▶ Task statement: Look through the data below and return each line where "Навигационный" appears.

─── Data in this exercise ───

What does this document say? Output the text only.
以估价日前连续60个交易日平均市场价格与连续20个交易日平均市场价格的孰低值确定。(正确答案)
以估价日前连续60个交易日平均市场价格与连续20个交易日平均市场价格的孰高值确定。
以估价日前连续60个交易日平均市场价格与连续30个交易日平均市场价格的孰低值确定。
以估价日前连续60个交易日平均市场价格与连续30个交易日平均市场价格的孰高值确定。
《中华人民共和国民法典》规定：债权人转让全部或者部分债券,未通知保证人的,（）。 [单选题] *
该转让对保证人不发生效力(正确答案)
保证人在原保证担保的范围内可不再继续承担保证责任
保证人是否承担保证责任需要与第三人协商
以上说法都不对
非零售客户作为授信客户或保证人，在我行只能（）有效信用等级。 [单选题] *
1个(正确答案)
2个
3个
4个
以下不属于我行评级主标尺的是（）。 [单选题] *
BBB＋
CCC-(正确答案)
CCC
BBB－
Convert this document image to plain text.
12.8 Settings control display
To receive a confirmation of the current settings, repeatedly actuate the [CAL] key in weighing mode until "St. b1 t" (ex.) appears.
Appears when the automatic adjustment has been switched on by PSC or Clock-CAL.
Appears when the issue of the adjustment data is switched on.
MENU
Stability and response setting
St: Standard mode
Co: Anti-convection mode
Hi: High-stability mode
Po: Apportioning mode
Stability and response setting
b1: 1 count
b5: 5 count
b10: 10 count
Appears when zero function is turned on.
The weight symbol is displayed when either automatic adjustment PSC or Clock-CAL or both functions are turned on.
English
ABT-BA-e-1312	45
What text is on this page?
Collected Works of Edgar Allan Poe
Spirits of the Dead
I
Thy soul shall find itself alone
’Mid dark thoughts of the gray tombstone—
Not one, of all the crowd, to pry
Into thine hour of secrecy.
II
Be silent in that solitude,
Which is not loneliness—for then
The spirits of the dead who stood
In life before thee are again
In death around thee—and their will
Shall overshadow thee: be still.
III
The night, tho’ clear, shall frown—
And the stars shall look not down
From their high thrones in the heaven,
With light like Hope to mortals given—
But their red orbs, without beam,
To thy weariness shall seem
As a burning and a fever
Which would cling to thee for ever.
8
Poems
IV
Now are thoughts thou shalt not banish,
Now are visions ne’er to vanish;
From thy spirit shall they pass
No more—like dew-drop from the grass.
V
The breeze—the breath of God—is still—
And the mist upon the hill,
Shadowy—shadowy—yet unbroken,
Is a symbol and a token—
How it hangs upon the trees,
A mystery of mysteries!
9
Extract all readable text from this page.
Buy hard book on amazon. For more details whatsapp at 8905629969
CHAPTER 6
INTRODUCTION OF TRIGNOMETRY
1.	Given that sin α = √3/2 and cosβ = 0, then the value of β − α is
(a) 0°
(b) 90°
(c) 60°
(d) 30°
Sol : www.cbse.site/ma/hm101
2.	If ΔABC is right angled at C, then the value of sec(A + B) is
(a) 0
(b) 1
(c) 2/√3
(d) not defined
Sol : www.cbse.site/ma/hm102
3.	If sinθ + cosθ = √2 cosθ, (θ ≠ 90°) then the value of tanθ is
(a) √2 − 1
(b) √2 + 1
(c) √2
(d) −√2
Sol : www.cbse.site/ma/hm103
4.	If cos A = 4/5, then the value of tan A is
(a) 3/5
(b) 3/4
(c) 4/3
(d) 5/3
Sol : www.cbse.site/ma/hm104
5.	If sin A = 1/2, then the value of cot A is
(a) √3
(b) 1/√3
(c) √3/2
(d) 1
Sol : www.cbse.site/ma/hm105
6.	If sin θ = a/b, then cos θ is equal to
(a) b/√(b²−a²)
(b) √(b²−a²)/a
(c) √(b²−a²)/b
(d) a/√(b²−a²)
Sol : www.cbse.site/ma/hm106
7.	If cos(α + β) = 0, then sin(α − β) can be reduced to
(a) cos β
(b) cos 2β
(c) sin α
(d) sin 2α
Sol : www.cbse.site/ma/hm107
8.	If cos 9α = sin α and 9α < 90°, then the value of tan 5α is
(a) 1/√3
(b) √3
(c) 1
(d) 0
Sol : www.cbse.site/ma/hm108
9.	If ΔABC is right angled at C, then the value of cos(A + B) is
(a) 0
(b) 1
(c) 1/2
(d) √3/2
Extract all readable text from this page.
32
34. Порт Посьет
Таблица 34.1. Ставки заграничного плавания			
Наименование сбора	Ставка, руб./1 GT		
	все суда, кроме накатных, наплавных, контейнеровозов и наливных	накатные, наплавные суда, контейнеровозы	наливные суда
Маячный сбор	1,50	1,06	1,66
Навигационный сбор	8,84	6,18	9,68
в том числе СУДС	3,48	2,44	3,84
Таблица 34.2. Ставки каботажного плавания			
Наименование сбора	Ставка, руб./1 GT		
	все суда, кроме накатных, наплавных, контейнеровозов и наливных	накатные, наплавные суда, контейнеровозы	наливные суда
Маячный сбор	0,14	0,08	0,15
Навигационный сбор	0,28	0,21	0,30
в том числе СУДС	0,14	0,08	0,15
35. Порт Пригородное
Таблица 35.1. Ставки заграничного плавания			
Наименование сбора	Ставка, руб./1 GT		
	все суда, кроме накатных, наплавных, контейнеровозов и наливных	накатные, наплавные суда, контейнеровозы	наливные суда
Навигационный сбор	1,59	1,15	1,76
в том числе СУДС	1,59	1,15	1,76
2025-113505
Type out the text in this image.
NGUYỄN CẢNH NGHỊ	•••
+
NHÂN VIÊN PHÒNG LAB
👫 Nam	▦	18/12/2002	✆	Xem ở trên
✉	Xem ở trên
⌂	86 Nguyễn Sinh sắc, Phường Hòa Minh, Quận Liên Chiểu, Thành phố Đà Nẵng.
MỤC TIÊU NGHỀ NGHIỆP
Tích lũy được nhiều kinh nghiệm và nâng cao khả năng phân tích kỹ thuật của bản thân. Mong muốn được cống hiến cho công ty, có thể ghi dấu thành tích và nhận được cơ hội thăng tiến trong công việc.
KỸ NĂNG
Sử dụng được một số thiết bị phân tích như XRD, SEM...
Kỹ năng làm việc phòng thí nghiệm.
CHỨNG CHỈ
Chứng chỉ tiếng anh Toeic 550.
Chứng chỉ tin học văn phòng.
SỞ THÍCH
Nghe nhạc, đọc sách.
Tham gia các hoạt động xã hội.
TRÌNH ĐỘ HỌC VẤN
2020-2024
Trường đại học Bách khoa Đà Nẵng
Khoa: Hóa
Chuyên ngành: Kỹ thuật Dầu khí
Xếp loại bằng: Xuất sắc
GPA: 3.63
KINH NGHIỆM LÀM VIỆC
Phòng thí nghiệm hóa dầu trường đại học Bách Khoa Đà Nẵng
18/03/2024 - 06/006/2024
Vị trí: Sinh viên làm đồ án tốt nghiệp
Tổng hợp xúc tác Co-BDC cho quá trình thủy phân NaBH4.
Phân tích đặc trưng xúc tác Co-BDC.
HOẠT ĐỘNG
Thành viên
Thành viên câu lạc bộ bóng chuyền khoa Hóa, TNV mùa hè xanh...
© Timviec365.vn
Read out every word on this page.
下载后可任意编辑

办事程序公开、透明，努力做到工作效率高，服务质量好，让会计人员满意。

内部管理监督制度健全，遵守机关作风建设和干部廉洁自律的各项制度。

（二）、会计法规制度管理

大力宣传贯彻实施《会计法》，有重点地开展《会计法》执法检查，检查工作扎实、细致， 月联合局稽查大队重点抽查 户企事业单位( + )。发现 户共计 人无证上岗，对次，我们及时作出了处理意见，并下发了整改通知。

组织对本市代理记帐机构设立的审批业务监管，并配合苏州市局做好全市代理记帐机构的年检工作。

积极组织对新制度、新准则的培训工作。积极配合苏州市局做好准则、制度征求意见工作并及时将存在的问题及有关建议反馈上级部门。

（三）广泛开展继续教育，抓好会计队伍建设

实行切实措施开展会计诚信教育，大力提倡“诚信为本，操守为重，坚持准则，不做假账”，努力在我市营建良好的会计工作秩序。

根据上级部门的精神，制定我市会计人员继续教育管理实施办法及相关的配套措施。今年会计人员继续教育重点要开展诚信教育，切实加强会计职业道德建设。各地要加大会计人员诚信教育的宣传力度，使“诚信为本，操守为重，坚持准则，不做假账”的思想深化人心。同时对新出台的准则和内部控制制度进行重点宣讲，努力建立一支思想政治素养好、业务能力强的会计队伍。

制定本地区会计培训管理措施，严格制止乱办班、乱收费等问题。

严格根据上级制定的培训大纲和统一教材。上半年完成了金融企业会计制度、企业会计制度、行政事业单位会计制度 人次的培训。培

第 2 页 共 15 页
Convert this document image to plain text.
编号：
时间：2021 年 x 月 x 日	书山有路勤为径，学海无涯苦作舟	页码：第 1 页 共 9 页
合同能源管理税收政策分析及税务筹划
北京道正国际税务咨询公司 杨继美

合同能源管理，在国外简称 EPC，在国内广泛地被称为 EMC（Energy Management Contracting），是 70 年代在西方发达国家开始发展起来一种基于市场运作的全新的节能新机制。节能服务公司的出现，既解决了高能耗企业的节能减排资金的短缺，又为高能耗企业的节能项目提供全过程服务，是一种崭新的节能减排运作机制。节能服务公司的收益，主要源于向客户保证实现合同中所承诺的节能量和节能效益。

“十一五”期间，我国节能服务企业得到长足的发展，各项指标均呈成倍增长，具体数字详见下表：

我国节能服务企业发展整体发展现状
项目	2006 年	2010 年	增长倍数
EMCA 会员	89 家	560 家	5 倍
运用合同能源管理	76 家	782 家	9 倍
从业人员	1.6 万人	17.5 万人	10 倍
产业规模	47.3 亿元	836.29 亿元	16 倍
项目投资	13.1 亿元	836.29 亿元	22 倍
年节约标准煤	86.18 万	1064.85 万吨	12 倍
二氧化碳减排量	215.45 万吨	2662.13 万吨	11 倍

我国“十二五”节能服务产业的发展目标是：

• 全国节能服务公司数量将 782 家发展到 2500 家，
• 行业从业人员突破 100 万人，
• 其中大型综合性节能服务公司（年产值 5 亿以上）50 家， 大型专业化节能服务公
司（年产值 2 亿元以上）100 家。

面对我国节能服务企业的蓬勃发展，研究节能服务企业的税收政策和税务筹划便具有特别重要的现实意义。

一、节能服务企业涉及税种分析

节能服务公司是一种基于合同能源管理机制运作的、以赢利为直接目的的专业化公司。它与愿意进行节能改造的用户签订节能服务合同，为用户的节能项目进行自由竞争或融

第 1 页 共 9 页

───

▶ Written reply:
Навигационный сбор	8,84	6,18	9,68
Навигационный сбор	0,28	0,21	0,30
Навигационный сбор	1,59	1,15	1,76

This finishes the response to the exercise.